### WHAT IS BEING ASKED
Reproduce the data in its entirety, exactly as supplied.

### MATERIAL FOR THE TASK
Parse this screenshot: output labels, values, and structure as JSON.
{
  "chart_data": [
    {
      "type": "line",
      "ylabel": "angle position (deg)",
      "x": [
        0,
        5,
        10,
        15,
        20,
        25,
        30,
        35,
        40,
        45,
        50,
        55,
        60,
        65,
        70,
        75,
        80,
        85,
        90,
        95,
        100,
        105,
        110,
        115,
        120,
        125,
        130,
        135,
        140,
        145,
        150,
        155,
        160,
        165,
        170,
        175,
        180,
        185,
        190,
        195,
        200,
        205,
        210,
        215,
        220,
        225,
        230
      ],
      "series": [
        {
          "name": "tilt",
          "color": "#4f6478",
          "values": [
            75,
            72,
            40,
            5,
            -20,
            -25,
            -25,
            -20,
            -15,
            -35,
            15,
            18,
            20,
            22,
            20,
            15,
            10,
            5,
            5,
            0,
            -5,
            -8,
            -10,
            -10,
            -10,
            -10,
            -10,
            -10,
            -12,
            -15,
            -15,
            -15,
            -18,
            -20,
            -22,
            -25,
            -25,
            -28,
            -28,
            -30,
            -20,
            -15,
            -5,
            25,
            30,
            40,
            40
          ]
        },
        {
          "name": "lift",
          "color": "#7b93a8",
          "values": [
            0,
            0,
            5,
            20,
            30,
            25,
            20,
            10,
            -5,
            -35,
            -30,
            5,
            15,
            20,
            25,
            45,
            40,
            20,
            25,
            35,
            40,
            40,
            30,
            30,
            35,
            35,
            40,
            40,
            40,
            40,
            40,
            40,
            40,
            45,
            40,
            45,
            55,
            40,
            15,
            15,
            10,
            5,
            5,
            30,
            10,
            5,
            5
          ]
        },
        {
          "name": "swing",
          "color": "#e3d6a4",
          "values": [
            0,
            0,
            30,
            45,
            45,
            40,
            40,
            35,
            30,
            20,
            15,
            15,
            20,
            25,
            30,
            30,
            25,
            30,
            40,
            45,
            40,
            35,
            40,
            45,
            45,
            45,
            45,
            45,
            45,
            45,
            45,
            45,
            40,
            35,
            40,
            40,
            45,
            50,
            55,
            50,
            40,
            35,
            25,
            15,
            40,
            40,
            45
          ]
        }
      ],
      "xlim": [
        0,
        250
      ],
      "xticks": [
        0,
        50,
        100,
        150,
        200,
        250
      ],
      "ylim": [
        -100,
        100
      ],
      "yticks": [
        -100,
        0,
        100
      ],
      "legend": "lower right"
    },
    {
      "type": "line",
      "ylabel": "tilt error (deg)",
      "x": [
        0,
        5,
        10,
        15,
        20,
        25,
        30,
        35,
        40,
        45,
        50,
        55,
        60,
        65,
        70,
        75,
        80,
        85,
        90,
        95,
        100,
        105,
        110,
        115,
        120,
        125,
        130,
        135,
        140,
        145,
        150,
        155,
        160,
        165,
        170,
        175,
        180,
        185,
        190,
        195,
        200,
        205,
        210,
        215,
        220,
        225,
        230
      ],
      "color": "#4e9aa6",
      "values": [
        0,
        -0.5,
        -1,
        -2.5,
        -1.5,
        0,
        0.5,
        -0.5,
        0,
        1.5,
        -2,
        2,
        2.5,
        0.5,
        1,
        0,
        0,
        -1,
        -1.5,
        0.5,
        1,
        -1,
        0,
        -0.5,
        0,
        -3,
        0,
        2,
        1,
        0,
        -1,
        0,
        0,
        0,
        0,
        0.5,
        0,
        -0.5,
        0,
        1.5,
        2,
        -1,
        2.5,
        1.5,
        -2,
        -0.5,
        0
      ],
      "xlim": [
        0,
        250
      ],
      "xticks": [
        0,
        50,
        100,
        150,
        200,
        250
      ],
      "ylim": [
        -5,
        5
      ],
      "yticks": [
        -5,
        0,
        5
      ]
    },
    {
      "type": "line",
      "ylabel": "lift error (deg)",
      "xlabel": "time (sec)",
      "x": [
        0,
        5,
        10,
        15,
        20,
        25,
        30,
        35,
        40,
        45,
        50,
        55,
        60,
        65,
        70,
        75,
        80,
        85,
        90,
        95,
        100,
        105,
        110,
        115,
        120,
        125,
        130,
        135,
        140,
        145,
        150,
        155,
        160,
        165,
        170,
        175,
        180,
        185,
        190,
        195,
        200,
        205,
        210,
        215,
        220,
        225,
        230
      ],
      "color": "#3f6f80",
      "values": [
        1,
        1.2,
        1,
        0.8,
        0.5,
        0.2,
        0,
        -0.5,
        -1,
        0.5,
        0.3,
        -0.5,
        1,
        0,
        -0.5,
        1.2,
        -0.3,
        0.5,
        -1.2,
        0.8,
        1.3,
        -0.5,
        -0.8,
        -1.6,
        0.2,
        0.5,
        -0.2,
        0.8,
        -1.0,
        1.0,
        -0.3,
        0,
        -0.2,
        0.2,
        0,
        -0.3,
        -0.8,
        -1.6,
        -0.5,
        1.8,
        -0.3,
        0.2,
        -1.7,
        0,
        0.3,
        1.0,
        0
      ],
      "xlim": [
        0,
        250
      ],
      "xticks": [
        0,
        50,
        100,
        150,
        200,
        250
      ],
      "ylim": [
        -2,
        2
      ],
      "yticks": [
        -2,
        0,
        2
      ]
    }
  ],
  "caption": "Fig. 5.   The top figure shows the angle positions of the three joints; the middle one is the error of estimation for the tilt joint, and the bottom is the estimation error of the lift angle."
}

### FINAL ANSWER
Parse this screenshot: output labels, values, and structure as JSON.
{
  "chart_data": [
    {
      "type": "line",
      "ylabel": "angle position (deg)",
      "x": [
        0,
        5,
        10,
        15,
        20,
        25,
        30,
        35,
        40,
        45,
        50,
        55,
        60,
        65,
        70,
        75,
        80,
        85,
        90,
        95,
        100,
        105,
        110,
        115,
        120,
        125,
        130,
        135,
        140,
        145,
        150,
        155,
        160,
        165,
        170,
        175,
        180,
        185,
        190,
        195,
        200,
        205,
        210,
        215,
        220,
        225,
        230
      ],
      "series": [
        {
          "name": "tilt",
          "color": "#4f6478",
          "values": [
            75,
            72,
            40,
            5,
            -20,
            -25,
            -25,
            -20,
            -15,
            -35,
            15,
            18,
            20,
            22,
            20,
            15,
            10,
            5,
            5,
            0,
            -5,
            -8,
            -10,
            -10,
            -10,
            -10,
            -10,
            -10,
            -12,
            -15,
            -15,
            -15,
            -18,
            -20,
            -22,
            -25,
            -25,
            -28,
            -28,
            -30,
            -20,
            -15,
            -5,
            25,
            30,
            40,
            40
          ]
        },
        {
          "name": "lift",
          "color": "#7b93a8",
          "values": [
            0,
            0,
            5,
            20,
            30,
            25,
            20,
            10,
            -5,
            -35,
            -30,
            5,
            15,
            20,
            25,
            45,
            40,
            20,
            25,
            35,
            40,
            40,
            30,
            30,
            35,
            35,
            40,
            40,
            40,
            40,
            40,
            40,
            40,
            45,
            40,
            45,
            55,
            40,
            15,
            15,
            10,
            5,
            5,
            30,
            10,
            5,
            5
          ]
        },
        {
          "name": "swing",
          "color": "#e3d6a4",
          "values": [
            0,
            0,
            30,
            45,
            45,
            40,
            40,
            35,
            30,
            20,
            15,
            15,
            20,
            25,
            30,
            30,
            25,
            30,
            40,
            45,
            40,
            35,
            40,
            45,
            45,
            45,
            45,
            45,
            45,
            45,
            45,
            45,
            40,
            35,
            40,
            40,
            45,
            50,
            55,
            50,
            40,
            35,
            25,
            15,
            40,
            40,
            45
          ]
        }
      ],
      "xlim": [
        0,
        250
      ],
      "xticks": [
        0,
        50,
        100,
        150,
        200,
        250
      ],
      "ylim": [
        -100,
        100
      ],
      "yticks": [
        -100,
        0,
        100
      ],
      "legend": "lower right"
    },
    {
      "type": "line",
      "ylabel": "tilt error (deg)",
      "x": [
        0,
        5,
        10,
        15,
        20,
        25,
        30,
        35,
        40,
        45,
        50,
        55,
        60,
        65,
        70,
        75,
        80,
        85,
        90,
        95,
        100,
        105,
        110,
        115,
        120,
        125,
        130,
        135,
        140,
        145,
        150,
        155,
        160,
        165,
        170,
        175,
        180,
        185,
        190,
        195,
        200,
        205,
        210,
        215,
        220,
        225,
        230
      ],
      "color": "#4e9aa6",
      "values": [
        0,
        -0.5,
        -1,
        -2.5,
        -1.5,
        0,
        0.5,
        -0.5,
        0,
        1.5,
        -2,
        2,
        2.5,
        0.5,
        1,
        0,
        0,
        -1,
        -1.5,
        0.5,
        1,
        -1,
        0,
        -0.5,
        0,
        -3,
        0,
        2,
        1,
        0,
        -1,
        0,
        0,
        0,
        0,
        0.5,
        0,
        -0.5,
        0,
        1.5,
        2,
        -1,
        2.5,
        1.5,
        -2,
        -0.5,
        0
      ],
      "xlim": [
        0,
        250
      ],
      "xticks": [
        0,
        50,
        100,
        150,
        200,
        250
      ],
      "ylim": [
        -5,
        5
      ],
      "yticks": [
        -5,
        0,
        5
      ]
    },
    {
      "type": "line",
      "ylabel": "lift error (deg)",
      "xlabel": "time (sec)",
      "x": [
        0,
        5,
        10,
        15,
        20,
        25,
        30,
        35,
        40,
        45,
        50,
        55,
        60,
        65,
        70,
        75,
        80,
        85,
        90,
        95,
        100,
        105,
        110,
        115,
        120,
        125,
        130,
        135,
        140,
        145,
        150,
        155,
        160,
        165,
        170,
        175,
        180,
        185,
        190,
        195,
        200,
        205,
        210,
        215,
        220,
        225,
        230
      ],
      "color": "#3f6f80",
      "values": [
        1,
        1.2,
        1,
        0.8,
        0.5,
        0.2,
        0,
        -0.5,
        -1,
        0.5,
        0.3,
        -0.5,
        1,
        0,
        -0.5,
        1.2,
        -0.3,
        0.5,
        -1.2,
        0.8,
        1.3,
        -0.5,
        -0.8,
        -1.6,
        0.2,
        0.5,
        -0.2,
        0.8,
        -1.0,
        1.0,
        -0.3,
        0,
        -0.2,
        0.2,
        0,
        -0.3,
        -0.8,
        -1.6,
        -0.5,
        1.8,
        -0.3,
        0.2,
        -1.7,
        0,
        0.3,
        1.0,
        0
      ],
      "xlim": [
        0,
        250
      ],
      "xticks": [
        0,
        50,
        100,
        150,
        200,
        250
      ],
      "ylim": [
        -2,
        2
      ],
      "yticks": [
        -2,
        0,
        2
      ]
    }
  ],
  "caption": "Fig. 5.   The top figure shows the angle positions of the three joints; the middle one is the error of estimation for the tilt joint, and the bottom is the estimation error of the lift angle."
}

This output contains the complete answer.